THE PROBLEM
Please transcribe the listing below in full and word for word, without its pictures.

EXTRACTED MATERIAL

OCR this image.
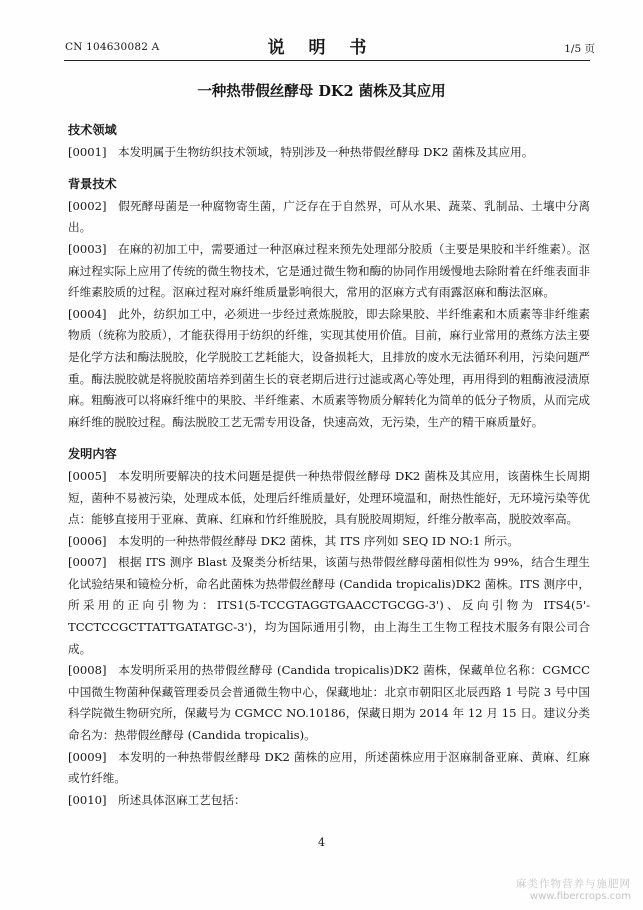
CN 104630082 A	说 明 书	1/5 页
一种热带假丝酵母 DK2 菌株及其应用
技术领域

[0001] 本发明属于生物纺织技术领域，特别涉及一种热带假丝酵母 DK2 菌株及其应用。

背景技术

[0002] 假死酵母菌是一种腐物寄生菌，广泛存在于自然界，可从水果、蔬菜、乳制品、土壤中分离出。

[0003] 在麻的初加工中，需要通过一种沤麻过程来预先处理部分胶质（主要是果胶和半纤维素）。沤麻过程实际上应用了传统的微生物技术，它是通过微生物和酶的协同作用缓慢地去除附着在纤维表面非纤维素胶质的过程。沤麻过程对麻纤维质量影响很大，常用的沤麻方式有雨露沤麻和酶法沤麻。

[0004] 此外，纺织加工中，必须进一步经过煮炼脱胶，即去除果胶、半纤维素和木质素等非纤维素物质（统称为胶质），才能获得用于纺织的纤维，实现其使用价值。目前，麻行业常用的煮练方法主要是化学方法和酶法脱胶，化学脱胶工艺耗能大，设备损耗大，且排放的废水无法循环利用，污染问题严重。酶法脱胶就是将脱胶菌培养到菌生长的衰老期后进行过滤或离心等处理，再用得到的粗酶液浸渍原麻。粗酶液可以将麻纤维中的果胶、半纤维素、木质素等物质分解转化为简单的低分子物质，从而完成麻纤维的脱胶过程。酶法脱胶工艺无需专用设备，快速高效，无污染，生产的精干麻质量好。

发明内容

[0005] 本发明所要解决的技术问题是提供一种热带假丝酵母 DK2 菌株及其应用，该菌株生长周期短，菌种不易被污染，处理成本低，处理后纤维质量好，处理环境温和，耐热性能好，无环境污染等优点：能够直接用于亚麻、黄麻、红麻和竹纤维脱胶，具有脱胶周期短，纤维分散率高，脱胶效率高。

[0006] 本发明的一种热带假丝酵母 DK2 菌株，其 ITS 序列如 SEQ ID NO:1 所示。

[0007] 根据 ITS 测序 Blast 及聚类分析结果，该菌与热带假丝酵母菌相似性为 99%，结合生理生化试验结果和镜检分析，命名此菌株为热带假丝酵母 (Candida tropicalis)DK2 菌株。ITS 测序中，所采用的正向引物为：ITS1(5-TCCGTAGGTGAACCTGCGG-3')、反向引物为 ITS4(5'-TCCTCCGCTTATTGATATGC-3')，均为国际通用引物，由上海生工生物工程技术服务有限公司合成。

[0008] 本发明所采用的热带假丝酵母 (Candida tropicalis)DK2 菌株，保藏单位名称：CGMCC 中国微生物菌种保藏管理委员会普通微生物中心，保藏地址：北京市朝阳区北辰西路 1 号院 3 号中国科学院微生物研究所，保藏号为 CGMCC NO.10186，保藏日期为 2014 年 12 月 15 日。建议分类命名为：热带假丝酵母 (Candida tropicalis)。

[0009] 本发明的一种热带假丝酵母 DK2 菌株的应用，所述菌株应用于沤麻制备亚麻、黄麻、红麻或竹纤维。

[0010] 所述具体沤麻工艺包括：

4
麻类作物营养与施肥网
www.fibercrops.com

OUTPUT FOR THIS EXERCISE
OCR this image.
CN 104630082 A	说 明 书	1/5 页
一种热带假丝酵母 DK2 菌株及其应用
技术领域

[0001] 本发明属于生物纺织技术领域，特别涉及一种热带假丝酵母 DK2 菌株及其应用。

背景技术

[0002] 假死酵母菌是一种腐物寄生菌，广泛存在于自然界，可从水果、蔬菜、乳制品、土壤中分离出。

[0003] 在麻的初加工中，需要通过一种沤麻过程来预先处理部分胶质（主要是果胶和半纤维素）。沤麻过程实际上应用了传统的微生物技术，它是通过微生物和酶的协同作用缓慢地去除附着在纤维表面非纤维素胶质的过程。沤麻过程对麻纤维质量影响很大，常用的沤麻方式有雨露沤麻和酶法沤麻。

[0004] 此外，纺织加工中，必须进一步经过煮炼脱胶，即去除果胶、半纤维素和木质素等非纤维素物质（统称为胶质），才能获得用于纺织的纤维，实现其使用价值。目前，麻行业常用的煮练方法主要是化学方法和酶法脱胶，化学脱胶工艺耗能大，设备损耗大，且排放的废水无法循环利用，污染问题严重。酶法脱胶就是将脱胶菌培养到菌生长的衰老期后进行过滤或离心等处理，再用得到的粗酶液浸渍原麻。粗酶液可以将麻纤维中的果胶、半纤维素、木质素等物质分解转化为简单的低分子物质，从而完成麻纤维的脱胶过程。酶法脱胶工艺无需专用设备，快速高效，无污染，生产的精干麻质量好。

发明内容

[0005] 本发明所要解决的技术问题是提供一种热带假丝酵母 DK2 菌株及其应用，该菌株生长周期短，菌种不易被污染，处理成本低，处理后纤维质量好，处理环境温和，耐热性能好，无环境污染等优点：能够直接用于亚麻、黄麻、红麻和竹纤维脱胶，具有脱胶周期短，纤维分散率高，脱胶效率高。

[0006] 本发明的一种热带假丝酵母 DK2 菌株，其 ITS 序列如 SEQ ID NO:1 所示。

[0007] 根据 ITS 测序 Blast 及聚类分析结果，该菌与热带假丝酵母菌相似性为 99%，结合生理生化试验结果和镜检分析，命名此菌株为热带假丝酵母 (Candida tropicalis)DK2 菌株。ITS 测序中，所采用的正向引物为：ITS1(5-TCCGTAGGTGAACCTGCGG-3')、反向引物为 ITS4(5'-TCCTCCGCTTATTGATATGC-3')，均为国际通用引物，由上海生工生物工程技术服务有限公司合成。

[0008] 本发明所采用的热带假丝酵母 (Candida tropicalis)DK2 菌株，保藏单位名称：CGMCC 中国微生物菌种保藏管理委员会普通微生物中心，保藏地址：北京市朝阳区北辰西路 1 号院 3 号中国科学院微生物研究所，保藏号为 CGMCC NO.10186，保藏日期为 2014 年 12 月 15 日。建议分类命名为：热带假丝酵母 (Candida tropicalis)。

[0009] 本发明的一种热带假丝酵母 DK2 菌株的应用，所述菌株应用于沤麻制备亚麻、黄麻、红麻或竹纤维。

[0010] 所述具体沤麻工艺包括：

4
麻类作物营养与施肥网
www.fibercrops.com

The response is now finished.